**The problem**
The records underneath are to be repeated exactly, with the pictures left out.

**Available records**
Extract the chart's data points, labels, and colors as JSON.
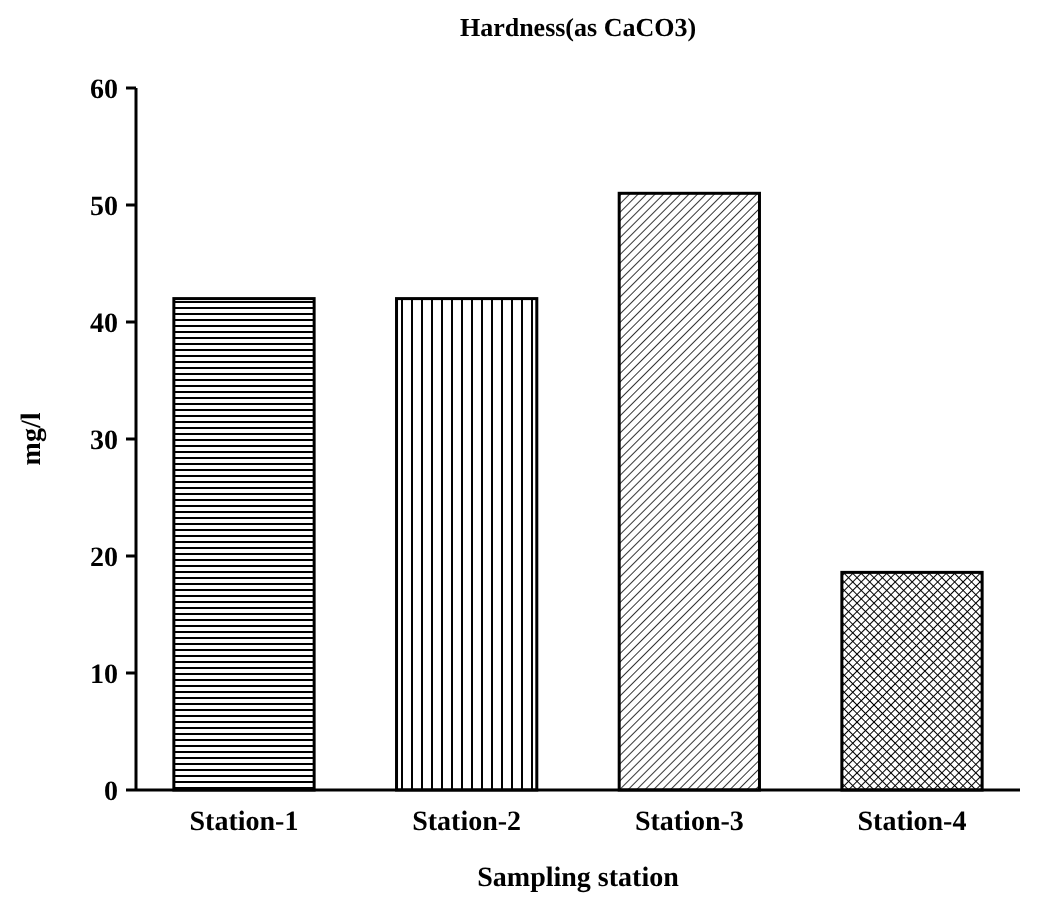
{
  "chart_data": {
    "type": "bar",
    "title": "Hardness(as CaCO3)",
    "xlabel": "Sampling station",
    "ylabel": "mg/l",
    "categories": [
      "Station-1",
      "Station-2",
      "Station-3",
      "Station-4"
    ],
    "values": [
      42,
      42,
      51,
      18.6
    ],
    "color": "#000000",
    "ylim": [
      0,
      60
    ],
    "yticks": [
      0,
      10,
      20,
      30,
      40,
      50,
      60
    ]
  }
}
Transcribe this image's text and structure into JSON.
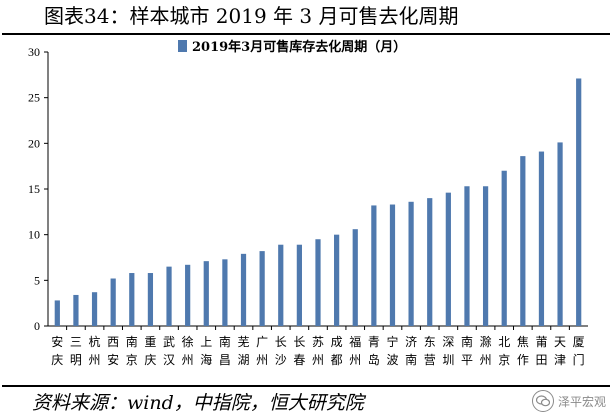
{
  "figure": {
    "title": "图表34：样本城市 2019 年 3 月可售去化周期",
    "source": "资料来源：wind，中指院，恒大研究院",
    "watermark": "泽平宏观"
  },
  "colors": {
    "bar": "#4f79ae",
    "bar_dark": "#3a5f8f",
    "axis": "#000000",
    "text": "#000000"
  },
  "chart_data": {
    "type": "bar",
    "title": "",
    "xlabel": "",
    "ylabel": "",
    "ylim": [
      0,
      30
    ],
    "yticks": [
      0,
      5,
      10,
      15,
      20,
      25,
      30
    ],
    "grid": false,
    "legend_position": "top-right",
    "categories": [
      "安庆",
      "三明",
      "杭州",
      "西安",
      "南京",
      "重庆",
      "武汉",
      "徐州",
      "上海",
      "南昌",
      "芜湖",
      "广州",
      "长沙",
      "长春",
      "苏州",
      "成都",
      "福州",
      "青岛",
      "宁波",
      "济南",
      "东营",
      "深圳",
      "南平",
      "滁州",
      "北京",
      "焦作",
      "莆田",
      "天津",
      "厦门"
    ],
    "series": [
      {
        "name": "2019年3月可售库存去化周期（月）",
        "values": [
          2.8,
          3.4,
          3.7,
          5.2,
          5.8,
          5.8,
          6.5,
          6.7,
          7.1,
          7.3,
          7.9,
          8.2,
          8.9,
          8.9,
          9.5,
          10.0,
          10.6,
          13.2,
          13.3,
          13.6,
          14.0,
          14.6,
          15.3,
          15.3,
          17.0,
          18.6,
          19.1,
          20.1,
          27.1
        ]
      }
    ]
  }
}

**Result**
Extract the chart's data points, labels, and colors as JSON.
{
  "chart_data": {
    "type": "bar",
    "title": "Hardness(as CaCO3)",
    "xlabel": "Sampling station",
    "ylabel": "mg/l",
    "categories": [
      "Station-1",
      "Station-2",
      "Station-3",
      "Station-4"
    ],
    "values": [
      42,
      42,
      51,
      18.6
    ],
    "color": "#000000",
    "ylim": [
      0,
      60
    ],
    "yticks": [
      0,
      10,
      20,
      30,
      40,
      50,
      60
    ]
  }
}
Transcribe this image's text and structure into JSON.
{
  "figure": {
    "title": "图表34：样本城市 2019 年 3 月可售去化周期",
    "source": "资料来源：wind，中指院，恒大研究院",
    "watermark": "泽平宏观"
  },
  "colors": {
    "bar": "#4f79ae",
    "bar_dark": "#3a5f8f",
    "axis": "#000000",
    "text": "#000000"
  },
  "chart_data": {
    "type": "bar",
    "title": "",
    "xlabel": "",
    "ylabel": "",
    "ylim": [
      0,
      30
    ],
    "yticks": [
      0,
      5,
      10,
      15,
      20,
      25,
      30
    ],
    "grid": false,
    "legend_position": "top-right",
    "categories": [
      "安庆",
      "三明",
      "杭州",
      "西安",
      "南京",
      "重庆",
      "武汉",
      "徐州",
      "上海",
      "南昌",
      "芜湖",
      "广州",
      "长沙",
      "长春",
      "苏州",
      "成都",
      "福州",
      "青岛",
      "宁波",
      "济南",
      "东营",
      "深圳",
      "南平",
      "滁州",
      "北京",
      "焦作",
      "莆田",
      "天津",
      "厦门"
    ],
    "series": [
      {
        "name": "2019年3月可售库存去化周期（月）",
        "values": [
          2.8,
          3.4,
          3.7,
          5.2,
          5.8,
          5.8,
          6.5,
          6.7,
          7.1,
          7.3,
          7.9,
          8.2,
          8.9,
          8.9,
          9.5,
          10.0,
          10.6,
          13.2,
          13.3,
          13.6,
          14.0,
          14.6,
          15.3,
          15.3,
          17.0,
          18.6,
          19.1,
          20.1,
          27.1
        ]
      }
    ]
  }
}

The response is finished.